▸ **Provided records**:
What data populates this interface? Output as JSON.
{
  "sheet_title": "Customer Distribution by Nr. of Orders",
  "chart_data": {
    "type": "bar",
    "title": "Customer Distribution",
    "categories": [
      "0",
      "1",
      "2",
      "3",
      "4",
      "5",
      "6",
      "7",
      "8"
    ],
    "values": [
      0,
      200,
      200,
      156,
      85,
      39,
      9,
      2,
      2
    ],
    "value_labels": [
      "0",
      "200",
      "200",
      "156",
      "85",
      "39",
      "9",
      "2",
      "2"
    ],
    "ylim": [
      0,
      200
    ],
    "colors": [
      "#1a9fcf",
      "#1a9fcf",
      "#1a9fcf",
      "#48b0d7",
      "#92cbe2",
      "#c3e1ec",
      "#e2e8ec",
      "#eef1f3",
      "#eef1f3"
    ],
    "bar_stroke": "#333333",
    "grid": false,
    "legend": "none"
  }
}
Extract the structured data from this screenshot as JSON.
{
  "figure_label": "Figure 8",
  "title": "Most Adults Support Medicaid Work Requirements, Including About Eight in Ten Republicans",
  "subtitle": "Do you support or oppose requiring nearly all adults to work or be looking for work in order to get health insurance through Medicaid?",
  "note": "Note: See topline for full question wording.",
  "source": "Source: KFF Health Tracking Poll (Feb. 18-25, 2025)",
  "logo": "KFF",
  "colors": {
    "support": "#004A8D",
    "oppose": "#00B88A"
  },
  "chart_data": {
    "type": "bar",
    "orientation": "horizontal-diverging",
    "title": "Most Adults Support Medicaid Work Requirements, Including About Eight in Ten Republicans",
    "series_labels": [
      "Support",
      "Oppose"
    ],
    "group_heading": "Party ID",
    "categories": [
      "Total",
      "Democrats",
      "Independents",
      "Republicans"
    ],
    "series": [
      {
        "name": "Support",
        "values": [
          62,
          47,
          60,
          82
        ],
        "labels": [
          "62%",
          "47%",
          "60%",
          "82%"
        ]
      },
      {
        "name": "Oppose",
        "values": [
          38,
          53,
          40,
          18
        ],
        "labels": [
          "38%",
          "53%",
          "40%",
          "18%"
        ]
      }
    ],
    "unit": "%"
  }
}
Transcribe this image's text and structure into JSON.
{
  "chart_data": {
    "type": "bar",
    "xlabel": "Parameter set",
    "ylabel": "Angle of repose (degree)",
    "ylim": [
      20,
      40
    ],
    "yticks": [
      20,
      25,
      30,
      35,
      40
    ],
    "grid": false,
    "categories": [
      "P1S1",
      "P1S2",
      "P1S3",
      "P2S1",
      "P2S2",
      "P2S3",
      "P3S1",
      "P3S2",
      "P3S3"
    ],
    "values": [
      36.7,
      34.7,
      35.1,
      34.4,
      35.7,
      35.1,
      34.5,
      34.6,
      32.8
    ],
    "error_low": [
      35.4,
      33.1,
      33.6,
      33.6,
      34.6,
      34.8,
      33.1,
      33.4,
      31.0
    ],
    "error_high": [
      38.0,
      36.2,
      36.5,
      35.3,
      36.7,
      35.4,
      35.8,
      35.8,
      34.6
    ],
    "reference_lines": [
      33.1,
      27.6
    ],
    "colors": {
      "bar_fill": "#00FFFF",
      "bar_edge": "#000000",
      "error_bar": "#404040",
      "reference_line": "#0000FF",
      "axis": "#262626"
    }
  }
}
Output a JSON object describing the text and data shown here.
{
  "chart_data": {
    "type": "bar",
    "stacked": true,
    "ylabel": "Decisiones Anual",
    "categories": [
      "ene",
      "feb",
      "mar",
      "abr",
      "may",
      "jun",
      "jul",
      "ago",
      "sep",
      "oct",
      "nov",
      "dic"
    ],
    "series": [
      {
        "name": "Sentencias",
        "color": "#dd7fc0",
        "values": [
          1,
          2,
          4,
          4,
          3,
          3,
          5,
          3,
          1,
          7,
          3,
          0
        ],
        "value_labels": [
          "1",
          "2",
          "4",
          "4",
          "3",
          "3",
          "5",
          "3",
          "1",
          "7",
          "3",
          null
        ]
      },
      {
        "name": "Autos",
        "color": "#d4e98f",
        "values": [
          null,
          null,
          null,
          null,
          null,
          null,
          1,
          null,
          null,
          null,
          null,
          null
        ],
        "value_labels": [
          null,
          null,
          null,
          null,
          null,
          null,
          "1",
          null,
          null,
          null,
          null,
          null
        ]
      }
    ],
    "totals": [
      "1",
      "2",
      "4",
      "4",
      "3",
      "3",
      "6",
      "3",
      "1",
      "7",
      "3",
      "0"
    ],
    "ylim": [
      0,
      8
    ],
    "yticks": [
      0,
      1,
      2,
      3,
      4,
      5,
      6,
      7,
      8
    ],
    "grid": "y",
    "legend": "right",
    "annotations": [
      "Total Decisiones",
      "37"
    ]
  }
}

▸ **Task prompt**: Restate every line of the data word for word.

▸ **Answer below**:
What data populates this interface? Output as JSON.
{
  "sheet_title": "Customer Distribution by Nr. of Orders",
  "chart_data": {
    "type": "bar",
    "title": "Customer Distribution",
    "categories": [
      "0",
      "1",
      "2",
      "3",
      "4",
      "5",
      "6",
      "7",
      "8"
    ],
    "values": [
      0,
      200,
      200,
      156,
      85,
      39,
      9,
      2,
      2
    ],
    "value_labels": [
      "0",
      "200",
      "200",
      "156",
      "85",
      "39",
      "9",
      "2",
      "2"
    ],
    "ylim": [
      0,
      200
    ],
    "colors": [
      "#1a9fcf",
      "#1a9fcf",
      "#1a9fcf",
      "#48b0d7",
      "#92cbe2",
      "#c3e1ec",
      "#e2e8ec",
      "#eef1f3",
      "#eef1f3"
    ],
    "bar_stroke": "#333333",
    "grid": false,
    "legend": "none"
  }
}
Extract the structured data from this screenshot as JSON.
{
  "figure_label": "Figure 8",
  "title": "Most Adults Support Medicaid Work Requirements, Including About Eight in Ten Republicans",
  "subtitle": "Do you support or oppose requiring nearly all adults to work or be looking for work in order to get health insurance through Medicaid?",
  "note": "Note: See topline for full question wording.",
  "source": "Source: KFF Health Tracking Poll (Feb. 18-25, 2025)",
  "logo": "KFF",
  "colors": {
    "support": "#004A8D",
    "oppose": "#00B88A"
  },
  "chart_data": {
    "type": "bar",
    "orientation": "horizontal-diverging",
    "title": "Most Adults Support Medicaid Work Requirements, Including About Eight in Ten Republicans",
    "series_labels": [
      "Support",
      "Oppose"
    ],
    "group_heading": "Party ID",
    "categories": [
      "Total",
      "Democrats",
      "Independents",
      "Republicans"
    ],
    "series": [
      {
        "name": "Support",
        "values": [
          62,
          47,
          60,
          82
        ],
        "labels": [
          "62%",
          "47%",
          "60%",
          "82%"
        ]
      },
      {
        "name": "Oppose",
        "values": [
          38,
          53,
          40,
          18
        ],
        "labels": [
          "38%",
          "53%",
          "40%",
          "18%"
        ]
      }
    ],
    "unit": "%"
  }
}
Transcribe this image's text and structure into JSON.
{
  "chart_data": {
    "type": "bar",
    "xlabel": "Parameter set",
    "ylabel": "Angle of repose (degree)",
    "ylim": [
      20,
      40
    ],
    "yticks": [
      20,
      25,
      30,
      35,
      40
    ],
    "grid": false,
    "categories": [
      "P1S1",
      "P1S2",
      "P1S3",
      "P2S1",
      "P2S2",
      "P2S3",
      "P3S1",
      "P3S2",
      "P3S3"
    ],
    "values": [
      36.7,
      34.7,
      35.1,
      34.4,
      35.7,
      35.1,
      34.5,
      34.6,
      32.8
    ],
    "error_low": [
      35.4,
      33.1,
      33.6,
      33.6,
      34.6,
      34.8,
      33.1,
      33.4,
      31.0
    ],
    "error_high": [
      38.0,
      36.2,
      36.5,
      35.3,
      36.7,
      35.4,
      35.8,
      35.8,
      34.6
    ],
    "reference_lines": [
      33.1,
      27.6
    ],
    "colors": {
      "bar_fill": "#00FFFF",
      "bar_edge": "#000000",
      "error_bar": "#404040",
      "reference_line": "#0000FF",
      "axis": "#262626"
    }
  }
}
Output a JSON object describing the text and data shown here.
{
  "chart_data": {
    "type": "bar",
    "stacked": true,
    "ylabel": "Decisiones Anual",
    "categories": [
      "ene",
      "feb",
      "mar",
      "abr",
      "may",
      "jun",
      "jul",
      "ago",
      "sep",
      "oct",
      "nov",
      "dic"
    ],
    "series": [
      {
        "name": "Sentencias",
        "color": "#dd7fc0",
        "values": [
          1,
          2,
          4,
          4,
          3,
          3,
          5,
          3,
          1,
          7,
          3,
          0
        ],
        "value_labels": [
          "1",
          "2",
          "4",
          "4",
          "3",
          "3",
          "5",
          "3",
          "1",
          "7",
          "3",
          null
        ]
      },
      {
        "name": "Autos",
        "color": "#d4e98f",
        "values": [
          null,
          null,
          null,
          null,
          null,
          null,
          1,
          null,
          null,
          null,
          null,
          null
        ],
        "value_labels": [
          null,
          null,
          null,
          null,
          null,
          null,
          "1",
          null,
          null,
          null,
          null,
          null
        ]
      }
    ],
    "totals": [
      "1",
      "2",
      "4",
      "4",
      "3",
      "3",
      "6",
      "3",
      "1",
      "7",
      "3",
      "0"
    ],
    "ylim": [
      0,
      8
    ],
    "yticks": [
      0,
      1,
      2,
      3,
      4,
      5,
      6,
      7,
      8
    ],
    "grid": "y",
    "legend": "right",
    "annotations": [
      "Total Decisiones",
      "37"
    ]
  }
}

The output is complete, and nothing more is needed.